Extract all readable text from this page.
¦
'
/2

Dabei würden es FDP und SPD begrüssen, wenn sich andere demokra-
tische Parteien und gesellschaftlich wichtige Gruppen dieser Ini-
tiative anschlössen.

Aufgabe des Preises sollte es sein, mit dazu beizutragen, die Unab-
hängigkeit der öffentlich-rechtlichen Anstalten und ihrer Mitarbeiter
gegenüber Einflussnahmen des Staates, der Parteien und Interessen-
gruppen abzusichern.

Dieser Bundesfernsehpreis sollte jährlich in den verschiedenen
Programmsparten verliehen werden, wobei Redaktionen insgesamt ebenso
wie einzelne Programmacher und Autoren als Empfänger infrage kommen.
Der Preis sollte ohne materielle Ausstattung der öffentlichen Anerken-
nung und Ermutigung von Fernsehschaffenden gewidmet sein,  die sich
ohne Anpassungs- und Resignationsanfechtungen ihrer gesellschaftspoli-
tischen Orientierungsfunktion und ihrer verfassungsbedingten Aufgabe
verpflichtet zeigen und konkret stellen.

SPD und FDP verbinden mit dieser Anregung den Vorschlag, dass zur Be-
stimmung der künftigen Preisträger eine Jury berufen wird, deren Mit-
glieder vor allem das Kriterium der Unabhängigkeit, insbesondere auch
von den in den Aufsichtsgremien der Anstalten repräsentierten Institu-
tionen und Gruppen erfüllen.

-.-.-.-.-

- **Exercise requirements**
Set down every record above exactly as given.

- **Result**
Extract all readable text from this page.
¦
'
/2

Dabei würden es FDP und SPD begrüssen, wenn sich andere demokra-
tische Parteien und gesellschaftlich wichtige Gruppen dieser Ini-
tiative anschlössen.

Aufgabe des Preises sollte es sein, mit dazu beizutragen, die Unab-
hängigkeit der öffentlich-rechtlichen Anstalten und ihrer Mitarbeiter
gegenüber Einflussnahmen des Staates, der Parteien und Interessen-
gruppen abzusichern.

Dieser Bundesfernsehpreis sollte jährlich in den verschiedenen
Programmsparten verliehen werden, wobei Redaktionen insgesamt ebenso
wie einzelne Programmacher und Autoren als Empfänger infrage kommen.
Der Preis sollte ohne materielle Ausstattung der öffentlichen Anerken-
nung und Ermutigung von Fernsehschaffenden gewidmet sein,  die sich
ohne Anpassungs- und Resignationsanfechtungen ihrer gesellschaftspoli-
tischen Orientierungsfunktion und ihrer verfassungsbedingten Aufgabe
verpflichtet zeigen und konkret stellen.

SPD und FDP verbinden mit dieser Anregung den Vorschlag, dass zur Be-
stimmung der künftigen Preisträger eine Jury berufen wird, deren Mit-
glieder vor allem das Kriterium der Unabhängigkeit, insbesondere auch
von den in den Aufsichtsgremien der Anstalten repräsentierten Institu-
tionen und Gruppen erfüllen.

-.-.-.-.-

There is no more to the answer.